Figure data in JSON ->
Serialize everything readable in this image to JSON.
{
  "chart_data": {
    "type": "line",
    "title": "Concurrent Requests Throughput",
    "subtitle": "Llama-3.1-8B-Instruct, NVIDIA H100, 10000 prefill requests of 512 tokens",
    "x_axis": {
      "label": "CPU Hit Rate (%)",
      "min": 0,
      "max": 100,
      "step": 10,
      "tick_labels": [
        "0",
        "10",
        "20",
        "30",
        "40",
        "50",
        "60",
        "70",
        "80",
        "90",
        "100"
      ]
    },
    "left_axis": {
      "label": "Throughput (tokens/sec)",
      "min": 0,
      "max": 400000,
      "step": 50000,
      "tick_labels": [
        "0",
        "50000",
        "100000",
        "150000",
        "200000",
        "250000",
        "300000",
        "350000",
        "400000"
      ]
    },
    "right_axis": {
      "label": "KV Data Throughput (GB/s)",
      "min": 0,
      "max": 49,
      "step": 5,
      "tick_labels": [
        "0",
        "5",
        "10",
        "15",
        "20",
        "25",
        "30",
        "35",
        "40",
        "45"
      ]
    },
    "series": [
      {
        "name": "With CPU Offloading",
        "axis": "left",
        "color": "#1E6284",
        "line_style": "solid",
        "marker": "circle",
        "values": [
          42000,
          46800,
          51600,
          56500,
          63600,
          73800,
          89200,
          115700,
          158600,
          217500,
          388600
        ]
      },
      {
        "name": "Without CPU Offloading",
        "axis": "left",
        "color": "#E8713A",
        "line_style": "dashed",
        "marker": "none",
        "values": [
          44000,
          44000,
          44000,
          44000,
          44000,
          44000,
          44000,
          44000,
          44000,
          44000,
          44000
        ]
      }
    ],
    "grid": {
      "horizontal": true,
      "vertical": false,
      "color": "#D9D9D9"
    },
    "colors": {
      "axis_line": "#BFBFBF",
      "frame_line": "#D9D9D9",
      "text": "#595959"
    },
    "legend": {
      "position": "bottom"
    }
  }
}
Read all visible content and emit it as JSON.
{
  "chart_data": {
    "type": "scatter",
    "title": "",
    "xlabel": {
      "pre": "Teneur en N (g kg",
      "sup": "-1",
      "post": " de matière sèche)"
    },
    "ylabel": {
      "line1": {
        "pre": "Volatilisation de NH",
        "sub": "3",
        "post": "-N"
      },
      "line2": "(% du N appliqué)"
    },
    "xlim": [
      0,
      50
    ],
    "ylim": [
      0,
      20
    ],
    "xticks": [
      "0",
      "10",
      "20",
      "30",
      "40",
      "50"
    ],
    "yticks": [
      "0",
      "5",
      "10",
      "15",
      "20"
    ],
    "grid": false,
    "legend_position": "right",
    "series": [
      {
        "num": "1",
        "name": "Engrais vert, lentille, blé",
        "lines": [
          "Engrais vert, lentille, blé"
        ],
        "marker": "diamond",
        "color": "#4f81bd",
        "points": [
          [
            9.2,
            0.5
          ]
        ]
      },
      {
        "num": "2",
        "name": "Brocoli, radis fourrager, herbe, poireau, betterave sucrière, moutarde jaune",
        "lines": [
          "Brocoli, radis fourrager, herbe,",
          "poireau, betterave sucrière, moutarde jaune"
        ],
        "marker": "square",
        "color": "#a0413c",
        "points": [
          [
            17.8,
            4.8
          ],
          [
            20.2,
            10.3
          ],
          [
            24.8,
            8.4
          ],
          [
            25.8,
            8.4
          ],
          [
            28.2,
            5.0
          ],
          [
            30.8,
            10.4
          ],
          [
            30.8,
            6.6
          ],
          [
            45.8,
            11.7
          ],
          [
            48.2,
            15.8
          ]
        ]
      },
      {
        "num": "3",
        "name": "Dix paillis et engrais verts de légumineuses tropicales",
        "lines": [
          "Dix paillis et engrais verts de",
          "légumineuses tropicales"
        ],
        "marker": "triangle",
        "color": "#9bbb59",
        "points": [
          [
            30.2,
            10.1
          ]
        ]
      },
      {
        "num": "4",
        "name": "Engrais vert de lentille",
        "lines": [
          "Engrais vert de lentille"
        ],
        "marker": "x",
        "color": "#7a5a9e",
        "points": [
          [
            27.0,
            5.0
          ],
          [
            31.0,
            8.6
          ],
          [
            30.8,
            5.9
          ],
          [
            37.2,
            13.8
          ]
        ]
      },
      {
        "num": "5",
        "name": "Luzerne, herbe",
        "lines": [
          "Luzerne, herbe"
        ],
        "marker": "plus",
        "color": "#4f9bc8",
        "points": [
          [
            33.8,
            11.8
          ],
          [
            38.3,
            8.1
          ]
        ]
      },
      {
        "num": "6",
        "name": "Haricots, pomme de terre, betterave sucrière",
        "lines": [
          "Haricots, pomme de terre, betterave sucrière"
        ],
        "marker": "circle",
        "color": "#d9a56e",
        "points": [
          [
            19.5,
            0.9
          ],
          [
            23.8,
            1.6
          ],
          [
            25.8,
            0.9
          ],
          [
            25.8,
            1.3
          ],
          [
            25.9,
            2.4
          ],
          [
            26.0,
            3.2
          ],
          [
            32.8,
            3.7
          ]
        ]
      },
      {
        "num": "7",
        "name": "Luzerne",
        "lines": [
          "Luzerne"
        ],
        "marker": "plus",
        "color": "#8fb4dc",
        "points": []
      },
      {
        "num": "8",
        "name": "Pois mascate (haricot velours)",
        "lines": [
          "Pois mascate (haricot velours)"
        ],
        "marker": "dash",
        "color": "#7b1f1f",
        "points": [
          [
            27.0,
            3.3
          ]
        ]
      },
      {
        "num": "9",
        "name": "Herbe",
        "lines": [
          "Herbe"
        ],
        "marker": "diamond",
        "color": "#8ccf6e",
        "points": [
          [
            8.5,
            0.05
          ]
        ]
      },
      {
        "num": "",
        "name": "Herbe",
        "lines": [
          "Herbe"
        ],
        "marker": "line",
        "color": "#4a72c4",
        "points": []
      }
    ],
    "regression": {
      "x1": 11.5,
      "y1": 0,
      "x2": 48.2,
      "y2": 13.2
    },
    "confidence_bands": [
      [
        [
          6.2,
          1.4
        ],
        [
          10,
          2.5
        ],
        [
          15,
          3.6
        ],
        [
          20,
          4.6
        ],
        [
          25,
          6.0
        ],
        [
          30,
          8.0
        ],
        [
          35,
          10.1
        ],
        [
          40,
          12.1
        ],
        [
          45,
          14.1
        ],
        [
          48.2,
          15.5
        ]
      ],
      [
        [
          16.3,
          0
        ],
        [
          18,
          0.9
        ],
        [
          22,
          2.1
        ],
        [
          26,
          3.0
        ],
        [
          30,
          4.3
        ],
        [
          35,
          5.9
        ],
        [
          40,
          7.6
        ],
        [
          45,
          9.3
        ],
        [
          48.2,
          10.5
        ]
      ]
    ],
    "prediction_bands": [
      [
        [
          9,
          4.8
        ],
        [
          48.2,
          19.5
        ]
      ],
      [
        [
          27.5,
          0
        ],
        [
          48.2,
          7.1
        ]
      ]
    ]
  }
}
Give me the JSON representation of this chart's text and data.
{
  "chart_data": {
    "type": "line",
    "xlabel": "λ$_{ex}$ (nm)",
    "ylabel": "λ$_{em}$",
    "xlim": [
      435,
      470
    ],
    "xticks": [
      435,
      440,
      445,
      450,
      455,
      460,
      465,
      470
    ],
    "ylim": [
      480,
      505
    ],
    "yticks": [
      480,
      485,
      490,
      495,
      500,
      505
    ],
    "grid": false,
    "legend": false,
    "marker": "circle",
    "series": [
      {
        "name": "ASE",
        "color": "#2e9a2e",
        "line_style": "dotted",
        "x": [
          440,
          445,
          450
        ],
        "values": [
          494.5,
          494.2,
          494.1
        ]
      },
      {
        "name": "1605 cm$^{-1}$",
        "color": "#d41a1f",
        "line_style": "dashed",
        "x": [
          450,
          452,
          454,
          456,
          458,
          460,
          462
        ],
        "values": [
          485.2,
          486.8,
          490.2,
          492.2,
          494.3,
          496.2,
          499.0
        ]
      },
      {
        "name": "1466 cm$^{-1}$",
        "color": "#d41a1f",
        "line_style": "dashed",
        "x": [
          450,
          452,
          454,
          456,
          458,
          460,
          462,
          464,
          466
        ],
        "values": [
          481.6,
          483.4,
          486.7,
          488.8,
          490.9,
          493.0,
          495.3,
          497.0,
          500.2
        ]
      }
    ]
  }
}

WORK TO COMPLETE -> Using the entries above, find all lines with "sucrière". Copy them.

FINAL RESULT ->
        "name": "Brocoli, radis fourrager, herbe, poireau, betterave sucrière, moutarde jaune",
          "poireau, betterave sucrière, moutarde jaune"
        "name": "Haricots, pomme de terre, betterave sucrière",
          "Haricots, pomme de terre, betterave sucrière"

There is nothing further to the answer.